Data for the task:
========================
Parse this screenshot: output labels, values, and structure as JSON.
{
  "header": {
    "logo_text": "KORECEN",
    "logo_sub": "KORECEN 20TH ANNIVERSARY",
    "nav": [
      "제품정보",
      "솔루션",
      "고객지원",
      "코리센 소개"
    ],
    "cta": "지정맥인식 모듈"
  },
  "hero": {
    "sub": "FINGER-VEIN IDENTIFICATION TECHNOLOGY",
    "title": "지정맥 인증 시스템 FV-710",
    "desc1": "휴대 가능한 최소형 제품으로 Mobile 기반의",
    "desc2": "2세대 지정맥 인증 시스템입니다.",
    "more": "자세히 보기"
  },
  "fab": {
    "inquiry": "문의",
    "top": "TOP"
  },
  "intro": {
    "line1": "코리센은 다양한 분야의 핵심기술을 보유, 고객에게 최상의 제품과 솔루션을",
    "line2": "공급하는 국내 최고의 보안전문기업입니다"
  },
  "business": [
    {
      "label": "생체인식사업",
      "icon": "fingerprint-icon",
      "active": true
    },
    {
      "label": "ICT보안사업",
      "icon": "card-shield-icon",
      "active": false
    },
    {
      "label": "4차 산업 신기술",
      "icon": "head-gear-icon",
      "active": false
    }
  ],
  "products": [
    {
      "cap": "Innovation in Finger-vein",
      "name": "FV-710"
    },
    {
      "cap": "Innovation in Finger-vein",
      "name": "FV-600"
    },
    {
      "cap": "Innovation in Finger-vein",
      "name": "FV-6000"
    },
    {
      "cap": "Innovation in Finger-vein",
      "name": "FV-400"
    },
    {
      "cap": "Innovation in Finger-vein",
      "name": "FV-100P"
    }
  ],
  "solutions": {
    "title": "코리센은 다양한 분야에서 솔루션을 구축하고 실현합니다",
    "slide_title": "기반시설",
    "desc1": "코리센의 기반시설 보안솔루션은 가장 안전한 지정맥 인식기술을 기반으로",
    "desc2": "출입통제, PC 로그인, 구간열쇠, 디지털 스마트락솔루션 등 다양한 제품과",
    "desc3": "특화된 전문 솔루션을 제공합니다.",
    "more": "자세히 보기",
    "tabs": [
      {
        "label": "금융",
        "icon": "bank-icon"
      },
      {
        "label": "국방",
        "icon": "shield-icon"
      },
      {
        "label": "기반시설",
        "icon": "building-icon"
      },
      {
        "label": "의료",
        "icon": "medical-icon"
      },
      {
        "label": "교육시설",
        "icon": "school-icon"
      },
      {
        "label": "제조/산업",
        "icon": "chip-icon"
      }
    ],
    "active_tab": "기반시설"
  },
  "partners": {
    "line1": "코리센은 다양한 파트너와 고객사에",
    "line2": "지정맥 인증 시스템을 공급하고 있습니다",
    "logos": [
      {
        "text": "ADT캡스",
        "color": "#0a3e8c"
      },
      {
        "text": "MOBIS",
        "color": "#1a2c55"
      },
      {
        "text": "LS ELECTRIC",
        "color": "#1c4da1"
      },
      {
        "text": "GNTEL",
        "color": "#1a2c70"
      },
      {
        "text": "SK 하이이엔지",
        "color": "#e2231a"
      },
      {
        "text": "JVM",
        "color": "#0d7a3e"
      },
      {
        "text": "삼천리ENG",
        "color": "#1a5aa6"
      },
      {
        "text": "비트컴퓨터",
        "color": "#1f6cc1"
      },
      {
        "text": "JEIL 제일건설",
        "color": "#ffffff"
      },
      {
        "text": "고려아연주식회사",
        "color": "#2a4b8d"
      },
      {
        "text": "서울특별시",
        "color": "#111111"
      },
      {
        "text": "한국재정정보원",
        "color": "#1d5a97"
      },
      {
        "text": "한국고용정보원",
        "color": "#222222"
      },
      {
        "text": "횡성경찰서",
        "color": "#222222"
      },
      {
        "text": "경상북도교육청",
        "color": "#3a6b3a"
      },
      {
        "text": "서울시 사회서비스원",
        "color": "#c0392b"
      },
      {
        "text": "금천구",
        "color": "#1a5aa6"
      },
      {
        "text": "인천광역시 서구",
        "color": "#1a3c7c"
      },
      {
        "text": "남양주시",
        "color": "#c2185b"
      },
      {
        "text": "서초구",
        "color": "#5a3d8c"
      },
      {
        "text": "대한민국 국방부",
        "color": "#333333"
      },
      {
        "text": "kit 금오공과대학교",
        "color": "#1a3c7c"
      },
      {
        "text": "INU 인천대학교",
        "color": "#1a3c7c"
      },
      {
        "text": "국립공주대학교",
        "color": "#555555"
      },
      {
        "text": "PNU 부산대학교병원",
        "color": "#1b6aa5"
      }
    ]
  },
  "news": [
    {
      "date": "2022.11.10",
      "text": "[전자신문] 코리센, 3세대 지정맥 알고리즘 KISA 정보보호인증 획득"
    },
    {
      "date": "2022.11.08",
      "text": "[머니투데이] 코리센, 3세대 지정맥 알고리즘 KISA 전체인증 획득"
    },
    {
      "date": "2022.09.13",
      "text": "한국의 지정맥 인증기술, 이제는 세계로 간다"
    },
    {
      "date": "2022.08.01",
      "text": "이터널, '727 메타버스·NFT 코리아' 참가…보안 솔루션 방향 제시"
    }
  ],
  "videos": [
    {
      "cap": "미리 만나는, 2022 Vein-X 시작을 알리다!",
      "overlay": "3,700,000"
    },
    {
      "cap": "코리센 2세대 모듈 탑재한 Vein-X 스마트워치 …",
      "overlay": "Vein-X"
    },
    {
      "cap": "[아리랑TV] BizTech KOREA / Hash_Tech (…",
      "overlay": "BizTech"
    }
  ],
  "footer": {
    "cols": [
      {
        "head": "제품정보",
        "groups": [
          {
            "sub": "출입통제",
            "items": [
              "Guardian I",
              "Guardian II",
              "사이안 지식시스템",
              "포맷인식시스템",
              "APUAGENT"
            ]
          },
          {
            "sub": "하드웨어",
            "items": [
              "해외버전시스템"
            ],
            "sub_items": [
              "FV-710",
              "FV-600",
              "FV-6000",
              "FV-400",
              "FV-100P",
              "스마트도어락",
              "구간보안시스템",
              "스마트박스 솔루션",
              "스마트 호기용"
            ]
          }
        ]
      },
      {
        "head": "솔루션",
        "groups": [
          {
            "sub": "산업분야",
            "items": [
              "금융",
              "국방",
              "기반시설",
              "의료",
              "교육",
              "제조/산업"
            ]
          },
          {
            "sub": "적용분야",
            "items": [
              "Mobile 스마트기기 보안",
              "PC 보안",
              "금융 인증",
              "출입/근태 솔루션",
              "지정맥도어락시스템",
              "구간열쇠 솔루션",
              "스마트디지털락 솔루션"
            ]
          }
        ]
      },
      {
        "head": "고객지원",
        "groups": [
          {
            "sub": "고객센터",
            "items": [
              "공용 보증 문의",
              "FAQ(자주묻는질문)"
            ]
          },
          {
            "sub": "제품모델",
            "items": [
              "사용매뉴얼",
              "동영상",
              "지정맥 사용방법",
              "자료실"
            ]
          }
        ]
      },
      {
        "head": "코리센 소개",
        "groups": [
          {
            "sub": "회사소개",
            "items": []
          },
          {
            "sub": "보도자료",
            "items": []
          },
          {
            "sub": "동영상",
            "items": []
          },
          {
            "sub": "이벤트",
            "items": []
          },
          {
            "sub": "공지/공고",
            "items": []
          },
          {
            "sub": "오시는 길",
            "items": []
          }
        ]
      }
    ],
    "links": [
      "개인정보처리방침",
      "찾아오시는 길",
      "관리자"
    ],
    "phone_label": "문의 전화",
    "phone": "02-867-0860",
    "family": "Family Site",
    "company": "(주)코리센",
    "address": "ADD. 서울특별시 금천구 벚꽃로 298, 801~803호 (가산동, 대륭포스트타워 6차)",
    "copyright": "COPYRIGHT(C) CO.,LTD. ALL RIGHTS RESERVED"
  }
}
========================
Exercise description: Extract each line of the listing above, copying it word for word.

Exercise solution:
Parse this screenshot: output labels, values, and structure as JSON.
{
  "header": {
    "logo_text": "KORECEN",
    "logo_sub": "KORECEN 20TH ANNIVERSARY",
    "nav": [
      "제품정보",
      "솔루션",
      "고객지원",
      "코리센 소개"
    ],
    "cta": "지정맥인식 모듈"
  },
  "hero": {
    "sub": "FINGER-VEIN IDENTIFICATION TECHNOLOGY",
    "title": "지정맥 인증 시스템 FV-710",
    "desc1": "휴대 가능한 최소형 제품으로 Mobile 기반의",
    "desc2": "2세대 지정맥 인증 시스템입니다.",
    "more": "자세히 보기"
  },
  "fab": {
    "inquiry": "문의",
    "top": "TOP"
  },
  "intro": {
    "line1": "코리센은 다양한 분야의 핵심기술을 보유, 고객에게 최상의 제품과 솔루션을",
    "line2": "공급하는 국내 최고의 보안전문기업입니다"
  },
  "business": [
    {
      "label": "생체인식사업",
      "icon": "fingerprint-icon",
      "active": true
    },
    {
      "label": "ICT보안사업",
      "icon": "card-shield-icon",
      "active": false
    },
    {
      "label": "4차 산업 신기술",
      "icon": "head-gear-icon",
      "active": false
    }
  ],
  "products": [
    {
      "cap": "Innovation in Finger-vein",
      "name": "FV-710"
    },
    {
      "cap": "Innovation in Finger-vein",
      "name": "FV-600"
    },
    {
      "cap": "Innovation in Finger-vein",
      "name": "FV-6000"
    },
    {
      "cap": "Innovation in Finger-vein",
      "name": "FV-400"
    },
    {
      "cap": "Innovation in Finger-vein",
      "name": "FV-100P"
    }
  ],
  "solutions": {
    "title": "코리센은 다양한 분야에서 솔루션을 구축하고 실현합니다",
    "slide_title": "기반시설",
    "desc1": "코리센의 기반시설 보안솔루션은 가장 안전한 지정맥 인식기술을 기반으로",
    "desc2": "출입통제, PC 로그인, 구간열쇠, 디지털 스마트락솔루션 등 다양한 제품과",
    "desc3": "특화된 전문 솔루션을 제공합니다.",
    "more": "자세히 보기",
    "tabs": [
      {
        "label": "금융",
        "icon": "bank-icon"
      },
      {
        "label": "국방",
        "icon": "shield-icon"
      },
      {
        "label": "기반시설",
        "icon": "building-icon"
      },
      {
        "label": "의료",
        "icon": "medical-icon"
      },
      {
        "label": "교육시설",
        "icon": "school-icon"
      },
      {
        "label": "제조/산업",
        "icon": "chip-icon"
      }
    ],
    "active_tab": "기반시설"
  },
  "partners": {
    "line1": "코리센은 다양한 파트너와 고객사에",
    "line2": "지정맥 인증 시스템을 공급하고 있습니다",
    "logos": [
      {
        "text": "ADT캡스",
        "color": "#0a3e8c"
      },
      {
        "text": "MOBIS",
        "color": "#1a2c55"
      },
      {
        "text": "LS ELECTRIC",
        "color": "#1c4da1"
      },
      {
        "text": "GNTEL",
        "color": "#1a2c70"
      },
      {
        "text": "SK 하이이엔지",
        "color": "#e2231a"
      },
      {
        "text": "JVM",
        "color": "#0d7a3e"
      },
      {
        "text": "삼천리ENG",
        "color": "#1a5aa6"
      },
      {
        "text": "비트컴퓨터",
        "color": "#1f6cc1"
      },
      {
        "text": "JEIL 제일건설",
        "color": "#ffffff"
      },
      {
        "text": "고려아연주식회사",
        "color": "#2a4b8d"
      },
      {
        "text": "서울특별시",
        "color": "#111111"
      },
      {
        "text": "한국재정정보원",
        "color": "#1d5a97"
      },
      {
        "text": "한국고용정보원",
        "color": "#222222"
      },
      {
        "text": "횡성경찰서",
        "color": "#222222"
      },
      {
        "text": "경상북도교육청",
        "color": "#3a6b3a"
      },
      {
        "text": "서울시 사회서비스원",
        "color": "#c0392b"
      },
      {
        "text": "금천구",
        "color": "#1a5aa6"
      },
      {
        "text": "인천광역시 서구",
        "color": "#1a3c7c"
      },
      {
        "text": "남양주시",
        "color": "#c2185b"
      },
      {
        "text": "서초구",
        "color": "#5a3d8c"
      },
      {
        "text": "대한민국 국방부",
        "color": "#333333"
      },
      {
        "text": "kit 금오공과대학교",
        "color": "#1a3c7c"
      },
      {
        "text": "INU 인천대학교",
        "color": "#1a3c7c"
      },
      {
        "text": "국립공주대학교",
        "color": "#555555"
      },
      {
        "text": "PNU 부산대학교병원",
        "color": "#1b6aa5"
      }
    ]
  },
  "news": [
    {
      "date": "2022.11.10",
      "text": "[전자신문] 코리센, 3세대 지정맥 알고리즘 KISA 정보보호인증 획득"
    },
    {
      "date": "2022.11.08",
      "text": "[머니투데이] 코리센, 3세대 지정맥 알고리즘 KISA 전체인증 획득"
    },
    {
      "date": "2022.09.13",
      "text": "한국의 지정맥 인증기술, 이제는 세계로 간다"
    },
    {
      "date": "2022.08.01",
      "text": "이터널, '727 메타버스·NFT 코리아' 참가…보안 솔루션 방향 제시"
    }
  ],
  "videos": [
    {
      "cap": "미리 만나는, 2022 Vein-X 시작을 알리다!",
      "overlay": "3,700,000"
    },
    {
      "cap": "코리센 2세대 모듈 탑재한 Vein-X 스마트워치 …",
      "overlay": "Vein-X"
    },
    {
      "cap": "[아리랑TV] BizTech KOREA / Hash_Tech (…",
      "overlay": "BizTech"
    }
  ],
  "footer": {
    "cols": [
      {
        "head": "제품정보",
        "groups": [
          {
            "sub": "출입통제",
            "items": [
              "Guardian I",
              "Guardian II",
              "사이안 지식시스템",
              "포맷인식시스템",
              "APUAGENT"
            ]
          },
          {
            "sub": "하드웨어",
            "items": [
              "해외버전시스템"
            ],
            "sub_items": [
              "FV-710",
              "FV-600",
              "FV-6000",
              "FV-400",
              "FV-100P",
              "스마트도어락",
              "구간보안시스템",
              "스마트박스 솔루션",
              "스마트 호기용"
            ]
          }
        ]
      },
      {
        "head": "솔루션",
        "groups": [
          {
            "sub": "산업분야",
            "items": [
              "금융",
              "국방",
              "기반시설",
              "의료",
              "교육",
              "제조/산업"
            ]
          },
          {
            "sub": "적용분야",
            "items": [
              "Mobile 스마트기기 보안",
              "PC 보안",
              "금융 인증",
              "출입/근태 솔루션",
              "지정맥도어락시스템",
              "구간열쇠 솔루션",
              "스마트디지털락 솔루션"
            ]
          }
        ]
      },
      {
        "head": "고객지원",
        "groups": [
          {
            "sub": "고객센터",
            "items": [
              "공용 보증 문의",
              "FAQ(자주묻는질문)"
            ]
          },
          {
            "sub": "제품모델",
            "items": [
              "사용매뉴얼",
              "동영상",
              "지정맥 사용방법",
              "자료실"
            ]
          }
        ]
      },
      {
        "head": "코리센 소개",
        "groups": [
          {
            "sub": "회사소개",
            "items": []
          },
          {
            "sub": "보도자료",
            "items": []
          },
          {
            "sub": "동영상",
            "items": []
          },
          {
            "sub": "이벤트",
            "items": []
          },
          {
            "sub": "공지/공고",
            "items": []
          },
          {
            "sub": "오시는 길",
            "items": []
          }
        ]
      }
    ],
    "links": [
      "개인정보처리방침",
      "찾아오시는 길",
      "관리자"
    ],
    "phone_label": "문의 전화",
    "phone": "02-867-0860",
    "family": "Family Site",
    "company": "(주)코리센",
    "address": "ADD. 서울특별시 금천구 벚꽃로 298, 801~803호 (가산동, 대륭포스트타워 6차)",
    "copyright": "COPYRIGHT(C) CO.,LTD. ALL RIGHTS RESERVED"
  }
}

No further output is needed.